_SHORT TASK_
Skip the images and copy each record exactly as written.

— Begin —

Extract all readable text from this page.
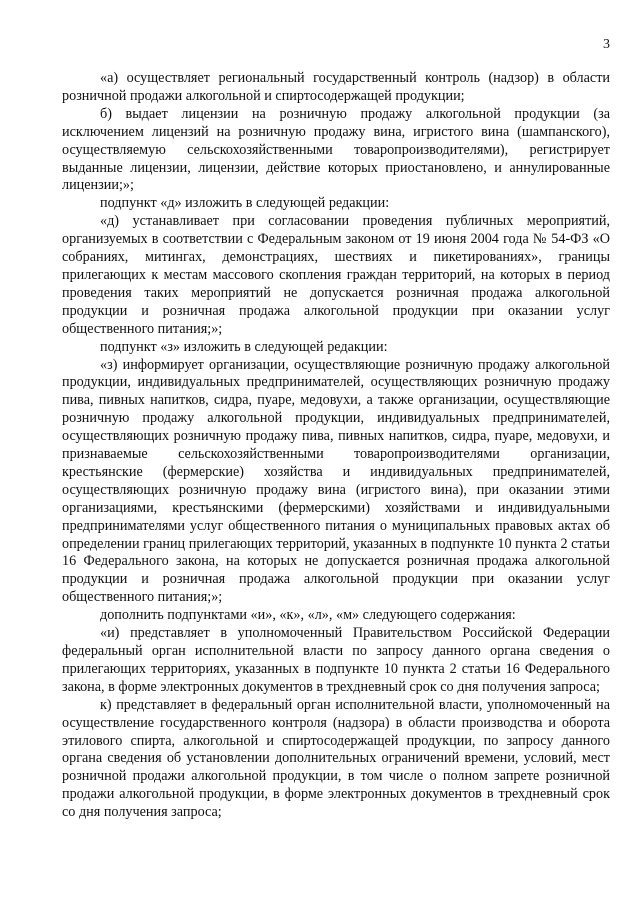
3

«а) осуществляет региональный государственный контроль (надзор) в области розничной продажи алкогольной и спиртосодержащей продукции;

б) выдает лицензии на розничную продажу алкогольной продукции (за исключением лицензий на розничную продажу вина, игристого вина (шампанского), осуществляемую сельскохозяйственными товаропроизводителями), регистрирует выданные лицензии, лицензии, действие которых приостановлено, и аннулированные лицензии;»;

подпункт «д» изложить в следующей редакции:

«д) устанавливает при согласовании проведения публичных мероприятий, организуемых в соответствии с Федеральным законом от 19 июня 2004 года № 54-ФЗ «О собраниях, митингах, демонстрациях, шествиях и пикетированиях», границы прилегающих к местам массового скопления граждан территорий, на которых в период проведения таких мероприятий не допускается розничная продажа алкогольной продукции и розничная продажа алкогольной продукции при оказании услуг общественного питания;»;

подпункт «з» изложить в следующей редакции:

«з) информирует организации, осуществляющие розничную продажу алкогольной продукции, индивидуальных предпринимателей, осуществляющих розничную продажу пива, пивных напитков, сидра, пуаре, медовухи, а также организации, осуществляющие розничную продажу алкогольной продукции, индивидуальных предпринимателей, осуществляющих розничную продажу пива, пивных напитков, сидра, пуаре, медовухи, и признаваемые сельскохозяйственными товаропроизводителями организации, крестьянские (фермерские) хозяйства и индивидуальных предпринимателей, осуществляющих розничную продажу вина (игристого вина), при оказании этими организациями, крестьянскими (фермерскими) хозяйствами и индивидуальными предпринимателями услуг общественного питания о муниципальных правовых актах об определении границ прилегающих территорий, указанных в подпункте 10 пункта 2 статьи 16 Федерального закона, на которых не допускается розничная продажа алкогольной продукции и розничная продажа алкогольной продукции при оказании услуг общественного питания;»;

дополнить подпунктами «и», «к», «л», «м» следующего содержания:

«и) представляет в уполномоченный Правительством Российской Федерации федеральный орган исполнительной власти по запросу данного органа сведения о прилегающих территориях, указанных в подпункте 10 пункта 2 статьи 16 Федерального закона, в форме электронных документов в трехдневный срок со дня получения запроса;

к) представляет в федеральный орган исполнительной власти, уполномоченный на осуществление государственного контроля (надзора) в области производства и оборота этилового спирта, алкогольной и спиртосодержащей продукции, по запросу данного органа сведения об установлении дополнительных ограничений времени, условий, мест розничной продажи алкогольной продукции, в том числе о полном запрете розничной продажи алкогольной продукции, в форме электронных документов в трехдневный срок со дня получения запроса;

— End —

_TASK SOLUTION_
Extract all readable text from this page.
3

«а) осуществляет региональный государственный контроль (надзор) в области розничной продажи алкогольной и спиртосодержащей продукции;

б) выдает лицензии на розничную продажу алкогольной продукции (за исключением лицензий на розничную продажу вина, игристого вина (шампанского), осуществляемую сельскохозяйственными товаропроизводителями), регистрирует выданные лицензии, лицензии, действие которых приостановлено, и аннулированные лицензии;»;

подпункт «д» изложить в следующей редакции:

«д) устанавливает при согласовании проведения публичных мероприятий, организуемых в соответствии с Федеральным законом от 19 июня 2004 года № 54-ФЗ «О собраниях, митингах, демонстрациях, шествиях и пикетированиях», границы прилегающих к местам массового скопления граждан территорий, на которых в период проведения таких мероприятий не допускается розничная продажа алкогольной продукции и розничная продажа алкогольной продукции при оказании услуг общественного питания;»;

подпункт «з» изложить в следующей редакции:

«з) информирует организации, осуществляющие розничную продажу алкогольной продукции, индивидуальных предпринимателей, осуществляющих розничную продажу пива, пивных напитков, сидра, пуаре, медовухи, а также организации, осуществляющие розничную продажу алкогольной продукции, индивидуальных предпринимателей, осуществляющих розничную продажу пива, пивных напитков, сидра, пуаре, медовухи, и признаваемые сельскохозяйственными товаропроизводителями организации, крестьянские (фермерские) хозяйства и индивидуальных предпринимателей, осуществляющих розничную продажу вина (игристого вина), при оказании этими организациями, крестьянскими (фермерскими) хозяйствами и индивидуальными предпринимателями услуг общественного питания о муниципальных правовых актах об определении границ прилегающих территорий, указанных в подпункте 10 пункта 2 статьи 16 Федерального закона, на которых не допускается розничная продажа алкогольной продукции и розничная продажа алкогольной продукции при оказании услуг общественного питания;»;

дополнить подпунктами «и», «к», «л», «м» следующего содержания:

«и) представляет в уполномоченный Правительством Российской Федерации федеральный орган исполнительной власти по запросу данного органа сведения о прилегающих территориях, указанных в подпункте 10 пункта 2 статьи 16 Федерального закона, в форме электронных документов в трехдневный срок со дня получения запроса;

к) представляет в федеральный орган исполнительной власти, уполномоченный на осуществление государственного контроля (надзора) в области производства и оборота этилового спирта, алкогольной и спиртосодержащей продукции, по запросу данного органа сведения об установлении дополнительных ограничений времени, условий, мест розничной продажи алкогольной продукции, в том числе о полном запрете розничной продажи алкогольной продукции, в форме электронных документов в трехдневный срок со дня получения запроса;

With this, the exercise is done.